### Work to complete
Find every line in the records below that holds the word "secara", and copy each one.

### Data to process
+--

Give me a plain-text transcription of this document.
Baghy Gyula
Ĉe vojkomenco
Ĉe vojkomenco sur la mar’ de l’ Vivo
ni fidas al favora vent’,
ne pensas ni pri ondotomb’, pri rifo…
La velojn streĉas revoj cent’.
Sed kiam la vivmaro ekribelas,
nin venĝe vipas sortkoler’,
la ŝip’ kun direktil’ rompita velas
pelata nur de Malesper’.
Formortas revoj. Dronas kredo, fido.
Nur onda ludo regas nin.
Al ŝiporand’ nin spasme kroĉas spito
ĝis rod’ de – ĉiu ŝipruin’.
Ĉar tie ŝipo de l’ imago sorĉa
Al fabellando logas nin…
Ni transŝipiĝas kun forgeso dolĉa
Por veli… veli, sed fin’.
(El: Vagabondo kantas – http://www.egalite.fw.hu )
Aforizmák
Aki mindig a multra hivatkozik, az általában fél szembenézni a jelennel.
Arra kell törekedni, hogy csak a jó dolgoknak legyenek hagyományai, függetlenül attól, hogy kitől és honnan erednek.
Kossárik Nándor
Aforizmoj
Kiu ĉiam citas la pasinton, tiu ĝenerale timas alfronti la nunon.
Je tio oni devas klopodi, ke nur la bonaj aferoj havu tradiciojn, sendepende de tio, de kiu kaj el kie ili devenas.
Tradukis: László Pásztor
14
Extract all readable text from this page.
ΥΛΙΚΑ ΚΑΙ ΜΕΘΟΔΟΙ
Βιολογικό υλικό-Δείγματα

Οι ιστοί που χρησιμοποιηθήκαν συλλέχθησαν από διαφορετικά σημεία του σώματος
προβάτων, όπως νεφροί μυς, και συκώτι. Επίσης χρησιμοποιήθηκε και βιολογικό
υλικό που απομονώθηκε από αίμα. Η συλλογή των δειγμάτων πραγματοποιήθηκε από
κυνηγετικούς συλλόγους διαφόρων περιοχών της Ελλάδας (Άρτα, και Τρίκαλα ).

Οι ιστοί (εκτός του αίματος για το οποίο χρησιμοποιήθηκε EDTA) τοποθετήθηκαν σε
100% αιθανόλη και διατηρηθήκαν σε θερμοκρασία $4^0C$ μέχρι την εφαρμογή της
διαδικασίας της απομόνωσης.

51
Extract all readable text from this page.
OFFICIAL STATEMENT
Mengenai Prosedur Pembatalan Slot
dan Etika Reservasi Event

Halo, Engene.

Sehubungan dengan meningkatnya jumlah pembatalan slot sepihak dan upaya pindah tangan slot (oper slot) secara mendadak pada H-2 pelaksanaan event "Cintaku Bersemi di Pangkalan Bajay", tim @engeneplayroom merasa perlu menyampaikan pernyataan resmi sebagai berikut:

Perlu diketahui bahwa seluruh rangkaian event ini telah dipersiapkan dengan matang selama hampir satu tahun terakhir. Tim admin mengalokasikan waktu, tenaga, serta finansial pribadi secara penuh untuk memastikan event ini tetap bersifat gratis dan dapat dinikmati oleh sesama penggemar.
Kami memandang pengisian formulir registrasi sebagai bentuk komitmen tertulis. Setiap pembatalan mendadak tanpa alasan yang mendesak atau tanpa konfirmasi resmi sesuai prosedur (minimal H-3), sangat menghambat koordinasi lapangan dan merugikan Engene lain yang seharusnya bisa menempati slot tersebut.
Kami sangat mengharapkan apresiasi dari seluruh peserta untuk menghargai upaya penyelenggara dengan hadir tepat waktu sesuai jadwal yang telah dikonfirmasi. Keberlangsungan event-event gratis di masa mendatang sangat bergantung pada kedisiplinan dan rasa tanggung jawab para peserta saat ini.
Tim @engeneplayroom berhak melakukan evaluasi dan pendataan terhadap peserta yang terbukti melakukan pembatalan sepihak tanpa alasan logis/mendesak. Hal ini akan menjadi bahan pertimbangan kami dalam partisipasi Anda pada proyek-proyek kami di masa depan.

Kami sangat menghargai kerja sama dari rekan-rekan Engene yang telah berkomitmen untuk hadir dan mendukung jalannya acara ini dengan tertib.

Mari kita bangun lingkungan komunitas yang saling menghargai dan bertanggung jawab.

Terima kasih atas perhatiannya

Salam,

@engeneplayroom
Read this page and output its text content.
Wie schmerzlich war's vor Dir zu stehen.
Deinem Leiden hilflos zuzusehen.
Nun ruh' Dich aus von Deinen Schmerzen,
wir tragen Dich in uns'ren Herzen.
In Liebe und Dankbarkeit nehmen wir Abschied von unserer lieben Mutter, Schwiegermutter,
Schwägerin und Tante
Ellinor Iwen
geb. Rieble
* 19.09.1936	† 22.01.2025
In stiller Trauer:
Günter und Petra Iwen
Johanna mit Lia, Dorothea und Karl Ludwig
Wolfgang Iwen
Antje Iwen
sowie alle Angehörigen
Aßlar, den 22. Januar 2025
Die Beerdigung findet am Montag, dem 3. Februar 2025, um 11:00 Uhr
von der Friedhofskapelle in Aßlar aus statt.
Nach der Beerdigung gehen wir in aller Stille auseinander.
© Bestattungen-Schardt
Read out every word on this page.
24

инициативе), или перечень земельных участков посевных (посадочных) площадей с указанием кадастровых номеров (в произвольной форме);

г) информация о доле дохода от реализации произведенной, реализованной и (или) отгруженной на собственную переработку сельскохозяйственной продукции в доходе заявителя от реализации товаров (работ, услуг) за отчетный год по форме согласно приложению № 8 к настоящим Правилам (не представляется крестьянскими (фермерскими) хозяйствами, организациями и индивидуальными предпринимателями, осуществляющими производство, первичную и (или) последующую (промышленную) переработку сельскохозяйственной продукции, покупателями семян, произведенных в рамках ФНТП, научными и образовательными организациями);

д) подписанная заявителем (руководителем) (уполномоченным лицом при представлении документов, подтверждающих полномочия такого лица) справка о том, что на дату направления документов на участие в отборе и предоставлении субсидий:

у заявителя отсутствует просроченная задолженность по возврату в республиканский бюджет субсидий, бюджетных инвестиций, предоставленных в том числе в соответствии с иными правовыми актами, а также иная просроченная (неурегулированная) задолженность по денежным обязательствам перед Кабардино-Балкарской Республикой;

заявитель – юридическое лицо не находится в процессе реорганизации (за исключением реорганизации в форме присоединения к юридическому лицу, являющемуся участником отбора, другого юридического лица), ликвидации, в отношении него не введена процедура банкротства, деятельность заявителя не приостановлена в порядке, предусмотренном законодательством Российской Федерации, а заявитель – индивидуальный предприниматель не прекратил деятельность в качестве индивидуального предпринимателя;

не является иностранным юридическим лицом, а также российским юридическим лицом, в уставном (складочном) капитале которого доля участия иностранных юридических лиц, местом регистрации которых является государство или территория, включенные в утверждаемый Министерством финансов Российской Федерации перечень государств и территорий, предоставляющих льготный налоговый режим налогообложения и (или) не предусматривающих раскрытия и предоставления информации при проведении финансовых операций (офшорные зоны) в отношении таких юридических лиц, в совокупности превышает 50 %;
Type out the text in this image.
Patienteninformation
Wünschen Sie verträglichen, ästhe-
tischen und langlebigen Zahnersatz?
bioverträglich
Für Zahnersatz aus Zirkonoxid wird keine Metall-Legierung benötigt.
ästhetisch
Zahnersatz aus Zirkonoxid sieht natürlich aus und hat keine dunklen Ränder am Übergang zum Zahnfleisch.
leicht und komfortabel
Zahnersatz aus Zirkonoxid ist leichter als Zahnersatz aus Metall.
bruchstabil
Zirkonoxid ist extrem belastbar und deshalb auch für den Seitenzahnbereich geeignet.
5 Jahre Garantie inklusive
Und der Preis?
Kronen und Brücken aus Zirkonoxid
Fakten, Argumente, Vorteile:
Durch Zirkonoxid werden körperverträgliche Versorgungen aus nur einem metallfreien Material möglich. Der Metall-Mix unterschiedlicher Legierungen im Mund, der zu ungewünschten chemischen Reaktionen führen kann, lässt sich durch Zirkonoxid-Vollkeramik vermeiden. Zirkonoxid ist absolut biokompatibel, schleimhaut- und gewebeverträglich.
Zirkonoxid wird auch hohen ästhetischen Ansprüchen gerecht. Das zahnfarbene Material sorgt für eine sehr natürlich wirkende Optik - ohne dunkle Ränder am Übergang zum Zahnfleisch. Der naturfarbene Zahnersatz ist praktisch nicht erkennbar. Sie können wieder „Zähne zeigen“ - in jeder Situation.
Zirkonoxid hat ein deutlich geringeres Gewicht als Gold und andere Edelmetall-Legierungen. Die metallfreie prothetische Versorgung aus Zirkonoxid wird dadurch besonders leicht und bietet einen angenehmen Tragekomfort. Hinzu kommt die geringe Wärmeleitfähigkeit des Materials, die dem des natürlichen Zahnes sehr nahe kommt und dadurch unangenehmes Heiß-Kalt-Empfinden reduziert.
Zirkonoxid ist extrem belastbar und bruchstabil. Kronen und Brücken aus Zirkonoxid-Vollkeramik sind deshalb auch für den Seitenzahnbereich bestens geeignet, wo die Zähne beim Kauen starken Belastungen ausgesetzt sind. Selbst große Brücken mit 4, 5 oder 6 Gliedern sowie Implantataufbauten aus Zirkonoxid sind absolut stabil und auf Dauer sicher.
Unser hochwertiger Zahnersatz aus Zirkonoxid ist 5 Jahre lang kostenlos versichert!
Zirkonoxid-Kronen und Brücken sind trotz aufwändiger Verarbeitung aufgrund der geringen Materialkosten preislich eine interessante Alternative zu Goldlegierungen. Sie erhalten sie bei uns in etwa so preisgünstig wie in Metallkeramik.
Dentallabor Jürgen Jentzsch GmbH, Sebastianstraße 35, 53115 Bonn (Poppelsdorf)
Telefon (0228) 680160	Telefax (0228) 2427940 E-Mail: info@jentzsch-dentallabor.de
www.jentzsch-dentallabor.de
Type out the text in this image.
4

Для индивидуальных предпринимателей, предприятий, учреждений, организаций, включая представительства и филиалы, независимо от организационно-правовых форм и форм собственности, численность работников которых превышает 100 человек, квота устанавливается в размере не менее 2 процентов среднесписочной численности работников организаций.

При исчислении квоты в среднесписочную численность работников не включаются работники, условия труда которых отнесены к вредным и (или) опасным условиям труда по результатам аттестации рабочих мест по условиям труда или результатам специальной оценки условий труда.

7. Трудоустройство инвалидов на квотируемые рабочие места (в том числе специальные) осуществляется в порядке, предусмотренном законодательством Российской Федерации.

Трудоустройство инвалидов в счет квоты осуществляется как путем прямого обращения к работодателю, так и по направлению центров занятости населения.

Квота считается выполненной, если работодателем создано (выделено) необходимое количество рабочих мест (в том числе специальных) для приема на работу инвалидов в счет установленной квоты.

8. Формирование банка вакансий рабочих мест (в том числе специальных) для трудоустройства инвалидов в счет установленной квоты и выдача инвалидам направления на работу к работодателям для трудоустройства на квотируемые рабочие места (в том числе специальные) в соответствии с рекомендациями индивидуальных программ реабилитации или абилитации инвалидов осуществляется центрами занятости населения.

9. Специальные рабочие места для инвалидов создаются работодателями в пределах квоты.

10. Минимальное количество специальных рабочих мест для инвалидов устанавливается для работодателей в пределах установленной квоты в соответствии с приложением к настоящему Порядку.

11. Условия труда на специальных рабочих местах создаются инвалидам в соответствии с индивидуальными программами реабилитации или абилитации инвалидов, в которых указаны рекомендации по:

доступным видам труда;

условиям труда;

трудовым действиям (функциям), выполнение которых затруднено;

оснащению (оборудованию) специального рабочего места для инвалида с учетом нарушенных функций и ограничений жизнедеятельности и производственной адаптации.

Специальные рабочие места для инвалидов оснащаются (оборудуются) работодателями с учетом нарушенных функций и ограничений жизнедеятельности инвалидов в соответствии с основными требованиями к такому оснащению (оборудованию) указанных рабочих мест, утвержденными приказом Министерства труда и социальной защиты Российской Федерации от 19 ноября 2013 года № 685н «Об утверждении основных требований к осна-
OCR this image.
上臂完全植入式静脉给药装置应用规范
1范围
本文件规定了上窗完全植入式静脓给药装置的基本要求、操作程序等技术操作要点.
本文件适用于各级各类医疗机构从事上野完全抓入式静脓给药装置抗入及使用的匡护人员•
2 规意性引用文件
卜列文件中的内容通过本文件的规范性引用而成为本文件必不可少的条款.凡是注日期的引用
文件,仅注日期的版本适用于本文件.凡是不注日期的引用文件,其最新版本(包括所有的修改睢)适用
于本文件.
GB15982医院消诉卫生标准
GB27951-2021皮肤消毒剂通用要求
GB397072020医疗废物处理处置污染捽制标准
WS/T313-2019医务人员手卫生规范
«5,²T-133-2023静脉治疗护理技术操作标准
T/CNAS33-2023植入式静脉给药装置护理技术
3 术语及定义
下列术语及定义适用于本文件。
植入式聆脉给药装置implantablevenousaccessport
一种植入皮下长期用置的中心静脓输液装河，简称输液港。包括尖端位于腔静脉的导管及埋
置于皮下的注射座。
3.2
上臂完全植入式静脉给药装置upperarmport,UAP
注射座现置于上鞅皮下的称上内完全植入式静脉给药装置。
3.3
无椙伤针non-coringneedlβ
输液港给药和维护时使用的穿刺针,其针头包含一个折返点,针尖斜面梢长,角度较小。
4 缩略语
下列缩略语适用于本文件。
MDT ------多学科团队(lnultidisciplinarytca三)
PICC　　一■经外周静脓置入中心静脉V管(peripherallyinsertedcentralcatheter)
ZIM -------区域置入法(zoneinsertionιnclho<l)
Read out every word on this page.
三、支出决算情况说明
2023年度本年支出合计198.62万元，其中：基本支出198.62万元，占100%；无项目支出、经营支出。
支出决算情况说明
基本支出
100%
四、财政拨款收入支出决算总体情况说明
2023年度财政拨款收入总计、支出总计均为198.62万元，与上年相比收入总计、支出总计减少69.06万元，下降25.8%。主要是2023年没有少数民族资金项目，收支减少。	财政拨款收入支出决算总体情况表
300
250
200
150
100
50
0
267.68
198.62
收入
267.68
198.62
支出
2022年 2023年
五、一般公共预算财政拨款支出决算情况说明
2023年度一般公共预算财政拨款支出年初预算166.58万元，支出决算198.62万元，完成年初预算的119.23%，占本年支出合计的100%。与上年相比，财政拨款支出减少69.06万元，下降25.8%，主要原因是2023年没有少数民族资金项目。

+--

### Correct answer
Sehubungan dengan meningkatnya jumlah pembatalan slot sepihak dan upaya pindah tangan slot (oper slot) secara mendadak pada H-2 pelaksanaan event "Cintaku Bersemi di Pangkalan Bajay", tim @engeneplayroom merasa perlu menyampaikan pernyataan resmi sebagai berikut:
Perlu diketahui bahwa seluruh rangkaian event ini telah dipersiapkan dengan matang selama hampir satu tahun terakhir. Tim admin mengalokasikan waktu, tenaga, serta finansial pribadi secara penuh untuk memastikan event ini tetap bersifat gratis dan dapat dinikmati oleh sesama penggemar.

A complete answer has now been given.